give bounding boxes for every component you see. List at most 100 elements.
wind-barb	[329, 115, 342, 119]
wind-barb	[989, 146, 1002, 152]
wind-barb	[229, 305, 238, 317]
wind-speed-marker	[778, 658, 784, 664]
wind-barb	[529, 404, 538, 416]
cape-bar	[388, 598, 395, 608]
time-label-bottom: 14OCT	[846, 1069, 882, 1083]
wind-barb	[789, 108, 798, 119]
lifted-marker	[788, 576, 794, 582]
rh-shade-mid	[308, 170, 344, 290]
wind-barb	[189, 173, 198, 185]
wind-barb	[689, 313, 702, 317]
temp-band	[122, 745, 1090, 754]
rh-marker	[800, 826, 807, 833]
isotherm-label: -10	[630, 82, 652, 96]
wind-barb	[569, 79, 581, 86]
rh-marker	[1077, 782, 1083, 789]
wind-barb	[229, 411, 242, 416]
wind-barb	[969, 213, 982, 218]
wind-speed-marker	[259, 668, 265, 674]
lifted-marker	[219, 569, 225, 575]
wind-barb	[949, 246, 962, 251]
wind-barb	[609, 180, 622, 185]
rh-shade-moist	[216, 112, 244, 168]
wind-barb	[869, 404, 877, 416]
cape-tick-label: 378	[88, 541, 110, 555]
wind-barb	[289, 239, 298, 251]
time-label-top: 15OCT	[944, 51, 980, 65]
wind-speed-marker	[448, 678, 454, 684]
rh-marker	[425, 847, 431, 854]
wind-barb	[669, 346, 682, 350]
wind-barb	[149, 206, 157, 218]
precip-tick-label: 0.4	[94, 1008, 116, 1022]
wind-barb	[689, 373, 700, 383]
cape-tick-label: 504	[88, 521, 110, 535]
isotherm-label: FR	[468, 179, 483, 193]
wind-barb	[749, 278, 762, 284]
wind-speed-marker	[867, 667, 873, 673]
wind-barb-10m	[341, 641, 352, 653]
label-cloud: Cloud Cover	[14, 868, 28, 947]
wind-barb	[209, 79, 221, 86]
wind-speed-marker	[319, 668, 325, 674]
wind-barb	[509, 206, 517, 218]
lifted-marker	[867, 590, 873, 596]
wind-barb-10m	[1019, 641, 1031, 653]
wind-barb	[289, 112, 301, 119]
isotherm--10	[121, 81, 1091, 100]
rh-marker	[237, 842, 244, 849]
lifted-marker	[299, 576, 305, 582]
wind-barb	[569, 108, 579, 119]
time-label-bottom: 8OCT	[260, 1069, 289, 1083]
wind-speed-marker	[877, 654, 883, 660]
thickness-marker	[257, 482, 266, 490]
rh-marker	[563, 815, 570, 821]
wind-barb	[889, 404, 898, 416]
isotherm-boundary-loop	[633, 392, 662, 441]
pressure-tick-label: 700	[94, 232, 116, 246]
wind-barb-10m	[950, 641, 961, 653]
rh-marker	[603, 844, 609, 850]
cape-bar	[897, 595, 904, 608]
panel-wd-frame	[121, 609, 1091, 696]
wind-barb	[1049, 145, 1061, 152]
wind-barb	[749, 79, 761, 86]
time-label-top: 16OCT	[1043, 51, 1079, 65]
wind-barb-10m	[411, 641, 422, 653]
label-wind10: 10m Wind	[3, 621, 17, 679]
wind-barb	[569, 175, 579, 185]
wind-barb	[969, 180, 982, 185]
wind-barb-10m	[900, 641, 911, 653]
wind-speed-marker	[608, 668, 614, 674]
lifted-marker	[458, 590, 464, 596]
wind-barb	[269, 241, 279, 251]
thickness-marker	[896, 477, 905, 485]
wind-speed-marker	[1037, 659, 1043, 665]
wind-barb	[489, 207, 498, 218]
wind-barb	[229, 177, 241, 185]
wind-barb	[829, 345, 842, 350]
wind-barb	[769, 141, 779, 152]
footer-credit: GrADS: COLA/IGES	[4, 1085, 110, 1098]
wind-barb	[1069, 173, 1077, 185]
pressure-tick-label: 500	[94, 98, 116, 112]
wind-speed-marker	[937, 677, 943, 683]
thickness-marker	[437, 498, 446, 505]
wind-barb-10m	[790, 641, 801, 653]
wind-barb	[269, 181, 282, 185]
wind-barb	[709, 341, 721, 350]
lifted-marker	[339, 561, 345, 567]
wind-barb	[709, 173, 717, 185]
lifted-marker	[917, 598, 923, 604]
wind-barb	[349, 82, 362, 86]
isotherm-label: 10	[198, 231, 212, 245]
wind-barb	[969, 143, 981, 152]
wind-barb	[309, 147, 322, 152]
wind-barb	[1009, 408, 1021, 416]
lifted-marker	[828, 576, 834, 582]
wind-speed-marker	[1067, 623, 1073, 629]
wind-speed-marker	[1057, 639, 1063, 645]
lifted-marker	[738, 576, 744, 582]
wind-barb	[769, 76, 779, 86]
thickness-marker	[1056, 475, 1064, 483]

◆ **YOUR GOAL**
Rewrite the material with every "thickness-marker" replaced by "thickness-point" and nothing else changed.

◆ **TASK ANSWER**
give bounding boxes for every component you see. List at most 100 elements.
wind-barb	[329, 115, 342, 119]
wind-barb	[989, 146, 1002, 152]
wind-barb	[229, 305, 238, 317]
wind-speed-marker	[778, 658, 784, 664]
wind-barb	[529, 404, 538, 416]
cape-bar	[388, 598, 395, 608]
time-label-bottom: 14OCT	[846, 1069, 882, 1083]
wind-barb	[789, 108, 798, 119]
lifted-marker	[788, 576, 794, 582]
rh-shade-mid	[308, 170, 344, 290]
wind-barb	[189, 173, 198, 185]
wind-barb	[689, 313, 702, 317]
temp-band	[122, 745, 1090, 754]
rh-marker	[800, 826, 807, 833]
isotherm-label: -10	[630, 82, 652, 96]
wind-barb	[569, 79, 581, 86]
rh-marker	[1077, 782, 1083, 789]
wind-barb	[229, 411, 242, 416]
wind-barb	[969, 213, 982, 218]
wind-speed-marker	[259, 668, 265, 674]
lifted-marker	[219, 569, 225, 575]
wind-barb	[949, 246, 962, 251]
wind-barb	[609, 180, 622, 185]
rh-shade-moist	[216, 112, 244, 168]
wind-barb	[869, 404, 877, 416]
cape-tick-label: 378	[88, 541, 110, 555]
wind-barb	[289, 239, 298, 251]
time-label-top: 15OCT	[944, 51, 980, 65]
wind-speed-marker	[448, 678, 454, 684]
rh-marker	[425, 847, 431, 854]
wind-barb	[669, 346, 682, 350]
wind-barb	[149, 206, 157, 218]
precip-tick-label: 0.4	[94, 1008, 116, 1022]
wind-barb	[689, 373, 700, 383]
cape-tick-label: 504	[88, 521, 110, 535]
isotherm-label: FR	[468, 179, 483, 193]
wind-barb	[749, 278, 762, 284]
wind-speed-marker	[867, 667, 873, 673]
wind-barb-10m	[341, 641, 352, 653]
label-cloud: Cloud Cover	[14, 868, 28, 947]
wind-barb	[209, 79, 221, 86]
wind-speed-marker	[319, 668, 325, 674]
wind-barb	[509, 206, 517, 218]
lifted-marker	[867, 590, 873, 596]
wind-barb-10m	[1019, 641, 1031, 653]
wind-barb	[289, 112, 301, 119]
isotherm--10	[121, 81, 1091, 100]
rh-marker	[237, 842, 244, 849]
lifted-marker	[299, 576, 305, 582]
wind-barb	[569, 108, 579, 119]
time-label-bottom: 8OCT	[260, 1069, 289, 1083]
wind-speed-marker	[877, 654, 883, 660]
thickness-point	[257, 482, 266, 490]
rh-marker	[563, 815, 570, 821]
wind-barb	[889, 404, 898, 416]
isotherm-boundary-loop	[633, 392, 662, 441]
pressure-tick-label: 700	[94, 232, 116, 246]
wind-barb-10m	[950, 641, 961, 653]
rh-marker	[603, 844, 609, 850]
cape-bar	[897, 595, 904, 608]
panel-wd-frame	[121, 609, 1091, 696]
wind-barb	[1049, 145, 1061, 152]
wind-barb	[749, 79, 761, 86]
time-label-top: 16OCT	[1043, 51, 1079, 65]
wind-barb-10m	[411, 641, 422, 653]
label-wind10: 10m Wind	[3, 621, 17, 679]
wind-barb	[569, 175, 579, 185]
wind-barb	[969, 180, 982, 185]
wind-barb-10m	[900, 641, 911, 653]
wind-speed-marker	[608, 668, 614, 674]
lifted-marker	[458, 590, 464, 596]
wind-barb	[269, 241, 279, 251]
thickness-point	[896, 477, 905, 485]
wind-speed-marker	[1037, 659, 1043, 665]
wind-barb	[489, 207, 498, 218]
wind-barb	[229, 177, 241, 185]
wind-barb	[829, 345, 842, 350]
wind-barb	[769, 141, 779, 152]
footer-credit: GrADS: COLA/IGES	[4, 1085, 110, 1098]
wind-barb	[1069, 173, 1077, 185]
pressure-tick-label: 500	[94, 98, 116, 112]
wind-speed-marker	[937, 677, 943, 683]
thickness-point	[437, 498, 446, 505]
wind-barb-10m	[790, 641, 801, 653]
wind-barb	[269, 181, 282, 185]
wind-barb	[709, 341, 721, 350]
lifted-marker	[339, 561, 345, 567]
wind-barb	[709, 173, 717, 185]
lifted-marker	[917, 598, 923, 604]
wind-barb	[349, 82, 362, 86]
isotherm-label: 10	[198, 231, 212, 245]
wind-barb	[969, 143, 981, 152]
wind-barb	[309, 147, 322, 152]
wind-barb	[1009, 408, 1021, 416]
lifted-marker	[828, 576, 834, 582]
wind-speed-marker	[1067, 623, 1073, 629]
wind-speed-marker	[1057, 639, 1063, 645]
lifted-marker	[738, 576, 744, 582]
wind-barb	[769, 76, 779, 86]
thickness-point	[1056, 475, 1064, 483]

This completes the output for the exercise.